### Stated goal
Can you give back the rows starting at the first one and ending at the row containing "text: bottom blue block: Lorem", swapping "step D" for "stage D" and leaving everything else unchanged?

****************************************

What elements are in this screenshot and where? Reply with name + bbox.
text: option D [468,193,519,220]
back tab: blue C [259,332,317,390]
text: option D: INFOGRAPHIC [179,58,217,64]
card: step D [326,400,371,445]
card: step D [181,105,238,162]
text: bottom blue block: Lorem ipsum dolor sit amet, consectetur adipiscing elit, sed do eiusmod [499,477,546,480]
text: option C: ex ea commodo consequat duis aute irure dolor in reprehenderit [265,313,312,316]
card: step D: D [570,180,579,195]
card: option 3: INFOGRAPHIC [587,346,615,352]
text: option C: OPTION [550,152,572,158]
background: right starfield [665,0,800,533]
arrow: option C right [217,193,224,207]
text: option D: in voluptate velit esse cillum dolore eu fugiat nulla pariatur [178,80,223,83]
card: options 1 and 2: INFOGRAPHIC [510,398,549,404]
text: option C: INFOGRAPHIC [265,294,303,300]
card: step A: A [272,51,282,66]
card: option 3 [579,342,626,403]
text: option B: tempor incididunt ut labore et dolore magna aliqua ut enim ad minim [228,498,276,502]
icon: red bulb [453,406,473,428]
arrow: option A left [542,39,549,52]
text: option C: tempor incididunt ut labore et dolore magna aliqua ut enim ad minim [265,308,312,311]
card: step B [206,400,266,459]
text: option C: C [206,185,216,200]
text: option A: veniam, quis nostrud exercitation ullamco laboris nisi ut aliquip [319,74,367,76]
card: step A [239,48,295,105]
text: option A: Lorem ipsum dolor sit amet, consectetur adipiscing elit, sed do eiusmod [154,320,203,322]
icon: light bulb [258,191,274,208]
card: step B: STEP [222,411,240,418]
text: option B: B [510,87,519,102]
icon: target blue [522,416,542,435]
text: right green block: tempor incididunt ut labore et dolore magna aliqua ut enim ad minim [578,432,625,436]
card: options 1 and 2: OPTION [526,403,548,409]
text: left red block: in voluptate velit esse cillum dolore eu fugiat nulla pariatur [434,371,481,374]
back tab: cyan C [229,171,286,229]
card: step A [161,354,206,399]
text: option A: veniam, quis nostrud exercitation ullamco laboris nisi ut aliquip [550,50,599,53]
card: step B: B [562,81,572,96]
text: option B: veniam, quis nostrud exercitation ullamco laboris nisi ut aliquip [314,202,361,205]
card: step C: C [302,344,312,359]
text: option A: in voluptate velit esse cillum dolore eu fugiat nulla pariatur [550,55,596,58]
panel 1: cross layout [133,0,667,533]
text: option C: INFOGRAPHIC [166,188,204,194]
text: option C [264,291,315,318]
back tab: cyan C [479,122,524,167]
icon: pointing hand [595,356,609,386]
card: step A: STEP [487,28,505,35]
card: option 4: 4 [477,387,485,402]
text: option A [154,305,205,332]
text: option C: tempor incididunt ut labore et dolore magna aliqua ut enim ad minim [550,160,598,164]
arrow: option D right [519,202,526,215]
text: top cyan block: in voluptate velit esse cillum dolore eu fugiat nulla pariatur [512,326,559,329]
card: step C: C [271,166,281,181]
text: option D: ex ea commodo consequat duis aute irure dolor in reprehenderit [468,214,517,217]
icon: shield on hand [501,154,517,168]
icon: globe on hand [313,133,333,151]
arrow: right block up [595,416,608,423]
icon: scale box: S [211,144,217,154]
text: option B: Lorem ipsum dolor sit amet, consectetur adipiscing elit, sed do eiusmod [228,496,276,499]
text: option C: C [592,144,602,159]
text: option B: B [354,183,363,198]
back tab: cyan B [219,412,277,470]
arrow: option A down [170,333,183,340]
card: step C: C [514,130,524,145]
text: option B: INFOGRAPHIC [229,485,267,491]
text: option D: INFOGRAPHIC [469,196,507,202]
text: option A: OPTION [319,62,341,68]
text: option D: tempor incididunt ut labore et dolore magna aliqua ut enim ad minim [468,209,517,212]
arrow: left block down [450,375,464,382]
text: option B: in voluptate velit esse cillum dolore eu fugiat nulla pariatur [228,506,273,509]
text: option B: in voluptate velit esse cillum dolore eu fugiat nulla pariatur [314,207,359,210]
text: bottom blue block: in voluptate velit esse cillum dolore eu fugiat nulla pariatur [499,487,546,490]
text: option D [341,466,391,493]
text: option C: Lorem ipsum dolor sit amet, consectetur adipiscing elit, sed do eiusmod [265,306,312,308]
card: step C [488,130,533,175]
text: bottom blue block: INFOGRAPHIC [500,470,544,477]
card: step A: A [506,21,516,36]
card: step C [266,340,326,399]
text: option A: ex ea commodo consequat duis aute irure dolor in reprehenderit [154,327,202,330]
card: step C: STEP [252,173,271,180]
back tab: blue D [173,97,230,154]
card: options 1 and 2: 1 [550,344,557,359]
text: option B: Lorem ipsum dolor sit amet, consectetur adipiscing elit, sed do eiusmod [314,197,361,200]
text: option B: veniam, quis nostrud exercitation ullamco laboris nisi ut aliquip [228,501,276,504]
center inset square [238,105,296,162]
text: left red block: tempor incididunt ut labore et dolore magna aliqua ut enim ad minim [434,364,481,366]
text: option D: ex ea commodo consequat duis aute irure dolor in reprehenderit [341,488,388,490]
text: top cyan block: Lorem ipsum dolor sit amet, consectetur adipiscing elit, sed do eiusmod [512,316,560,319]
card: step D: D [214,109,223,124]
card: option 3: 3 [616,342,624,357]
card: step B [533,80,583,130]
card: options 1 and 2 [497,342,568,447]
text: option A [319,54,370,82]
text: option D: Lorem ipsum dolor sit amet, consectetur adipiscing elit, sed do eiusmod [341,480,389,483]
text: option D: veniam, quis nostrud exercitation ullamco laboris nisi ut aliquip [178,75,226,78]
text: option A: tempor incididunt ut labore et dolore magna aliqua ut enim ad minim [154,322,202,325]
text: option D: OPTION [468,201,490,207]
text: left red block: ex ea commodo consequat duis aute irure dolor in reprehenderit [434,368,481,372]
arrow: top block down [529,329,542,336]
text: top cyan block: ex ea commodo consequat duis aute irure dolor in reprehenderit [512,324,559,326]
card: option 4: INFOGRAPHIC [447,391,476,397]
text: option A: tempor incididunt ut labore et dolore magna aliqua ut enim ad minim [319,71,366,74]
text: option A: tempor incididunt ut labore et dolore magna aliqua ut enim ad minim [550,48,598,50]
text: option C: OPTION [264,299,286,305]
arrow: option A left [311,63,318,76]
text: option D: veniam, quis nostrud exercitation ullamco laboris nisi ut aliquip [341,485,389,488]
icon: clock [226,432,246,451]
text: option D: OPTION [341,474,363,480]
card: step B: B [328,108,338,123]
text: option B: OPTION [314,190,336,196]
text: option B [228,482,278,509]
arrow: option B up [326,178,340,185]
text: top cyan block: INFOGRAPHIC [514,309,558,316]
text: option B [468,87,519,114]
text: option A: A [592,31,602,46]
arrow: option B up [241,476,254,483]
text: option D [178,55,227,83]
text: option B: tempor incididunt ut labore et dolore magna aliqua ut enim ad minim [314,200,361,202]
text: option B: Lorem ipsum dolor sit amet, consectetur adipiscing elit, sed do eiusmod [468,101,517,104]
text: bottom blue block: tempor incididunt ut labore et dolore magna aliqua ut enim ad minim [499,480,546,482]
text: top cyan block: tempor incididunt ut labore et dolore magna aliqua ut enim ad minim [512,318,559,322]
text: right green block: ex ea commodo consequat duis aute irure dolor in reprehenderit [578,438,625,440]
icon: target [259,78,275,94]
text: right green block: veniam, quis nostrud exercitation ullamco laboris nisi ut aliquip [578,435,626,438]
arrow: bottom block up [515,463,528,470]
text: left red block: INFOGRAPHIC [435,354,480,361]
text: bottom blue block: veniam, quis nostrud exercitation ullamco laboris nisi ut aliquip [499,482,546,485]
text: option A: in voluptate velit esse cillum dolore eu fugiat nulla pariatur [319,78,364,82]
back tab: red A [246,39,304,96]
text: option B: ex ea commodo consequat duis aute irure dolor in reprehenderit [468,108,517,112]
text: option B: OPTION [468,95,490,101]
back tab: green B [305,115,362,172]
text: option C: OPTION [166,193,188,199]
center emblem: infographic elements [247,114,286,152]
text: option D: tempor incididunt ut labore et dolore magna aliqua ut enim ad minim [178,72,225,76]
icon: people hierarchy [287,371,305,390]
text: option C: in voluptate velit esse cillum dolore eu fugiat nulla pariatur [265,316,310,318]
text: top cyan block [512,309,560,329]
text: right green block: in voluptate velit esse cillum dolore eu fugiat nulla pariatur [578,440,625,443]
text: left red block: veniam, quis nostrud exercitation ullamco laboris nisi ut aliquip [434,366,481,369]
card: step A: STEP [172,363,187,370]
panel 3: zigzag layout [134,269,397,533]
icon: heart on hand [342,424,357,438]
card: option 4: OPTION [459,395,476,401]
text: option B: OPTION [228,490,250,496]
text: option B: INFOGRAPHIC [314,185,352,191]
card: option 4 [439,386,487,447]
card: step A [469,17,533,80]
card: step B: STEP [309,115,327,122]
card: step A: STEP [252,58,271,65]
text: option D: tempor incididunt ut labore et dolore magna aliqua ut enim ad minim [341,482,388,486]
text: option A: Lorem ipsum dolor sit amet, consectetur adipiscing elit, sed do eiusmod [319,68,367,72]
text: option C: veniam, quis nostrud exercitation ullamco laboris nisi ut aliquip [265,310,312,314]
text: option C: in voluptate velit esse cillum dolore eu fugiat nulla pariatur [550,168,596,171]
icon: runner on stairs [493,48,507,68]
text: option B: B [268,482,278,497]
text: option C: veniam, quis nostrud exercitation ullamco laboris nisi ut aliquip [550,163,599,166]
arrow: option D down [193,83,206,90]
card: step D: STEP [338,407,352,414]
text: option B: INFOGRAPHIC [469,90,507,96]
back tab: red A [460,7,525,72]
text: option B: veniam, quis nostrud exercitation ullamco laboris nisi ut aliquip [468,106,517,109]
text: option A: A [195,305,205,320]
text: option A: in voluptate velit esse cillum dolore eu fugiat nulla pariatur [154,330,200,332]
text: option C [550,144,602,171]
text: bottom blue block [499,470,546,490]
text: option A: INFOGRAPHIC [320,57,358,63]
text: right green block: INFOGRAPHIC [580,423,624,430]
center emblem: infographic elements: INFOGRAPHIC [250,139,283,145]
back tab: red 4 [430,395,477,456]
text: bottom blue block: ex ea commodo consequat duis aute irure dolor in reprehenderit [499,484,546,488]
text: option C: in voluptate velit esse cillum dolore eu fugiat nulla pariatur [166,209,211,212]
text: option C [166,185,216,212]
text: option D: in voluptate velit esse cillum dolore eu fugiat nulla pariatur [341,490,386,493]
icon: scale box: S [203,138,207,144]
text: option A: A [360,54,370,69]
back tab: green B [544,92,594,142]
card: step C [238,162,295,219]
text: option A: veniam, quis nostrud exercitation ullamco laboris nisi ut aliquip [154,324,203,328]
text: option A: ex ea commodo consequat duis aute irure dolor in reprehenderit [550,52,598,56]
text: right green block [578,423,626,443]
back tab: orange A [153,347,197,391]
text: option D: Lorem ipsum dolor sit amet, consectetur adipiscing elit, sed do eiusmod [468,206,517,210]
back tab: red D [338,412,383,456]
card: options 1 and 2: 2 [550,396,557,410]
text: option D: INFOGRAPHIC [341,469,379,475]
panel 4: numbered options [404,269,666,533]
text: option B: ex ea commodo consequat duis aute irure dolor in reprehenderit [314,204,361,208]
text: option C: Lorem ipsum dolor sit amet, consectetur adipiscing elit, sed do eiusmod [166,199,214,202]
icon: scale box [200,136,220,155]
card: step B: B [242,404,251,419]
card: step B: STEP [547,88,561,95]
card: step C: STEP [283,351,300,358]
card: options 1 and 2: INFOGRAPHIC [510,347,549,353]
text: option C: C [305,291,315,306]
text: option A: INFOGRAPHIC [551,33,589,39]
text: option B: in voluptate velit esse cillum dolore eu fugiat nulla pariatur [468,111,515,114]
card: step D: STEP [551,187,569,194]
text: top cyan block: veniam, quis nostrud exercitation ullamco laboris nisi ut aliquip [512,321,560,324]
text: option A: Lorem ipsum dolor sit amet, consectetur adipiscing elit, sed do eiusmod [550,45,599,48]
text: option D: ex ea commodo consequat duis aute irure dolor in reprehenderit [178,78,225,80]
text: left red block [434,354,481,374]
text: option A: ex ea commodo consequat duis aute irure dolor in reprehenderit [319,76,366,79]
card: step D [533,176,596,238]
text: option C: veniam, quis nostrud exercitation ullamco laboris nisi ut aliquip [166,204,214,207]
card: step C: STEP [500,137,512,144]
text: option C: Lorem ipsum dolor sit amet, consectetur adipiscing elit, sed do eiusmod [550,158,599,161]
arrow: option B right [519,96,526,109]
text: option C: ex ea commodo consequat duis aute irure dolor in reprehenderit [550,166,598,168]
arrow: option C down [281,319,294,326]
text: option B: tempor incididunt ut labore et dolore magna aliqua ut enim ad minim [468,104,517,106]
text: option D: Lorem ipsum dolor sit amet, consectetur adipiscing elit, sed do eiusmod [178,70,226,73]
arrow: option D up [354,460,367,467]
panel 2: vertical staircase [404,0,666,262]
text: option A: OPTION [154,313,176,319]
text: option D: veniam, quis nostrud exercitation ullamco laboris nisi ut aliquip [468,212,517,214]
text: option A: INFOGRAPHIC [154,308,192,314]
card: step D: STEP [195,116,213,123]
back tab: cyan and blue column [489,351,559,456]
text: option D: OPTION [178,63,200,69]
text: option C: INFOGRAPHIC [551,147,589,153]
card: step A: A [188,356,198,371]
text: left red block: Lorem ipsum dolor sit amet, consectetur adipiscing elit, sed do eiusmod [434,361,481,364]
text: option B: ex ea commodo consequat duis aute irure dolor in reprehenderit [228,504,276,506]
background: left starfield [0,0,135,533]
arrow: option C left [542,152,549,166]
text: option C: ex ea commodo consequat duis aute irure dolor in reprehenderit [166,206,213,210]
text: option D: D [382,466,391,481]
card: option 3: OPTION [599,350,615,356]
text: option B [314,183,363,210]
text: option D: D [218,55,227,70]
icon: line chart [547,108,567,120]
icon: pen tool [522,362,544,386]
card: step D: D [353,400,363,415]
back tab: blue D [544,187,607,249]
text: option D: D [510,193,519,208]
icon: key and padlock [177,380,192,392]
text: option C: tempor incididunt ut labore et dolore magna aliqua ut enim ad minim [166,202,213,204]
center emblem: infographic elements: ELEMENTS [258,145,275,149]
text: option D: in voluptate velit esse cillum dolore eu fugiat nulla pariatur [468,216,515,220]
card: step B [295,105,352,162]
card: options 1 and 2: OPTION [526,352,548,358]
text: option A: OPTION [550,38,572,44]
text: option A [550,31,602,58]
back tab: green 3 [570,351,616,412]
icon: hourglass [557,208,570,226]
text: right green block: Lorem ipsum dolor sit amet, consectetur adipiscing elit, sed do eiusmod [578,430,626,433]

****************************************

### Written answer
What elements are in this screenshot and where? Reply with name + bbox.
text: option D [468,193,519,220]
back tab: blue C [259,332,317,390]
text: option D: INFOGRAPHIC [179,58,217,64]
card: stage D [326,400,371,445]
card: stage D [181,105,238,162]
text: bottom blue block: Lorem ipsum dolor sit amet, consectetur adipiscing elit, sed do eiusmod [499,477,546,480]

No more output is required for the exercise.